Dataset entries
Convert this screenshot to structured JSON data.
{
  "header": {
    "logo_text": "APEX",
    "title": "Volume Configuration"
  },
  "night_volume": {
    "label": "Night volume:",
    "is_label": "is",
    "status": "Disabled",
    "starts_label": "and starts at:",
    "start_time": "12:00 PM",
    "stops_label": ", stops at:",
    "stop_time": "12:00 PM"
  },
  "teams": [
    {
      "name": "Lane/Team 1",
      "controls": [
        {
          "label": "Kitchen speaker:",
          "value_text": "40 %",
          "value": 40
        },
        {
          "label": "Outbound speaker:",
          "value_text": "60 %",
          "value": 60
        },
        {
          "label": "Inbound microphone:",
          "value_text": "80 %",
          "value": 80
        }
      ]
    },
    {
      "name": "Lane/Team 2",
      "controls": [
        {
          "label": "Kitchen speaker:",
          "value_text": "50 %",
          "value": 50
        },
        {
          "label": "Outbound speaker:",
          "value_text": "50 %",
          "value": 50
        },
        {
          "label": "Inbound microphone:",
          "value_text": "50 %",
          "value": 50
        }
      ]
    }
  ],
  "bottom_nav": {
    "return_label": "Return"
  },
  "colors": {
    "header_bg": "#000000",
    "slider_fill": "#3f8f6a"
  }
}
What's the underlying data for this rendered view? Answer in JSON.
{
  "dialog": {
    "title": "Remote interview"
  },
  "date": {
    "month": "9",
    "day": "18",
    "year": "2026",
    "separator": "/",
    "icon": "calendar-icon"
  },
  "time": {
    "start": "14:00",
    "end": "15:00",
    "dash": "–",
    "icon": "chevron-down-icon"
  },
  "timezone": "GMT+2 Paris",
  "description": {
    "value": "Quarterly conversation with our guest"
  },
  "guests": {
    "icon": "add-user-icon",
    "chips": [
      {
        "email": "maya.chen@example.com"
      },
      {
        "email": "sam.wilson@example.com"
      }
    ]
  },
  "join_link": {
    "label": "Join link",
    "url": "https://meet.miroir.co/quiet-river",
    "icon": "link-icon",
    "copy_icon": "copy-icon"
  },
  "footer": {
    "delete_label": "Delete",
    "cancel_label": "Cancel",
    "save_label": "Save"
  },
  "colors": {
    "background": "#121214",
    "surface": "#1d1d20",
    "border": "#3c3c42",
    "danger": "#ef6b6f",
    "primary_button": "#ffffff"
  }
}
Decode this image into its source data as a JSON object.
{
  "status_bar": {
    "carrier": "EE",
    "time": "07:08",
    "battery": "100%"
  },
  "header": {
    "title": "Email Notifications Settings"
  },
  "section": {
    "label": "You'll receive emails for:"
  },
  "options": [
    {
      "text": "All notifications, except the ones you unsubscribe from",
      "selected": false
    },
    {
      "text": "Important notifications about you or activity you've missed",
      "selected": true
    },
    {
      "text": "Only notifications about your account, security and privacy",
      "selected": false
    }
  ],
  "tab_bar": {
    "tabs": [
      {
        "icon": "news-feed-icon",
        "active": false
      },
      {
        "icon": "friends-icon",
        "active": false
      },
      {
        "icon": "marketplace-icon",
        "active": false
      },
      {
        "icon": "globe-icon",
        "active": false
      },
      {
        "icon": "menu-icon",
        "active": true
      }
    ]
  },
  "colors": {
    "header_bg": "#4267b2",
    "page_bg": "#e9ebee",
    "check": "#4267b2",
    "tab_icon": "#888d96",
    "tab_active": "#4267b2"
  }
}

REQUIRED WORK
Quote the entire listing above exactly.

TASK OUTPUT
Convert this screenshot to structured JSON data.
{
  "header": {
    "logo_text": "APEX",
    "title": "Volume Configuration"
  },
  "night_volume": {
    "label": "Night volume:",
    "is_label": "is",
    "status": "Disabled",
    "starts_label": "and starts at:",
    "start_time": "12:00 PM",
    "stops_label": ", stops at:",
    "stop_time": "12:00 PM"
  },
  "teams": [
    {
      "name": "Lane/Team 1",
      "controls": [
        {
          "label": "Kitchen speaker:",
          "value_text": "40 %",
          "value": 40
        },
        {
          "label": "Outbound speaker:",
          "value_text": "60 %",
          "value": 60
        },
        {
          "label": "Inbound microphone:",
          "value_text": "80 %",
          "value": 80
        }
      ]
    },
    {
      "name": "Lane/Team 2",
      "controls": [
        {
          "label": "Kitchen speaker:",
          "value_text": "50 %",
          "value": 50
        },
        {
          "label": "Outbound speaker:",
          "value_text": "50 %",
          "value": 50
        },
        {
          "label": "Inbound microphone:",
          "value_text": "50 %",
          "value": 50
        }
      ]
    }
  ],
  "bottom_nav": {
    "return_label": "Return"
  },
  "colors": {
    "header_bg": "#000000",
    "slider_fill": "#3f8f6a"
  }
}
What's the underlying data for this rendered view? Answer in JSON.
{
  "dialog": {
    "title": "Remote interview"
  },
  "date": {
    "month": "9",
    "day": "18",
    "year": "2026",
    "separator": "/",
    "icon": "calendar-icon"
  },
  "time": {
    "start": "14:00",
    "end": "15:00",
    "dash": "–",
    "icon": "chevron-down-icon"
  },
  "timezone": "GMT+2 Paris",
  "description": {
    "value": "Quarterly conversation with our guest"
  },
  "guests": {
    "icon": "add-user-icon",
    "chips": [
      {
        "email": "maya.chen@example.com"
      },
      {
        "email": "sam.wilson@example.com"
      }
    ]
  },
  "join_link": {
    "label": "Join link",
    "url": "https://meet.miroir.co/quiet-river",
    "icon": "link-icon",
    "copy_icon": "copy-icon"
  },
  "footer": {
    "delete_label": "Delete",
    "cancel_label": "Cancel",
    "save_label": "Save"
  },
  "colors": {
    "background": "#121214",
    "surface": "#1d1d20",
    "border": "#3c3c42",
    "danger": "#ef6b6f",
    "primary_button": "#ffffff"
  }
}
Decode this image into its source data as a JSON object.
{
  "status_bar": {
    "carrier": "EE",
    "time": "07:08",
    "battery": "100%"
  },
  "header": {
    "title": "Email Notifications Settings"
  },
  "section": {
    "label": "You'll receive emails for:"
  },
  "options": [
    {
      "text": "All notifications, except the ones you unsubscribe from",
      "selected": false
    },
    {
      "text": "Important notifications about you or activity you've missed",
      "selected": true
    },
    {
      "text": "Only notifications about your account, security and privacy",
      "selected": false
    }
  ],
  "tab_bar": {
    "tabs": [
      {
        "icon": "news-feed-icon",
        "active": false
      },
      {
        "icon": "friends-icon",
        "active": false
      },
      {
        "icon": "marketplace-icon",
        "active": false
      },
      {
        "icon": "globe-icon",
        "active": false
      },
      {
        "icon": "menu-icon",
        "active": true
      }
    ]
  },
  "colors": {
    "header_bg": "#4267b2",
    "page_bg": "#e9ebee",
    "check": "#4267b2",
    "tab_icon": "#888d96",
    "tab_active": "#4267b2"
  }
}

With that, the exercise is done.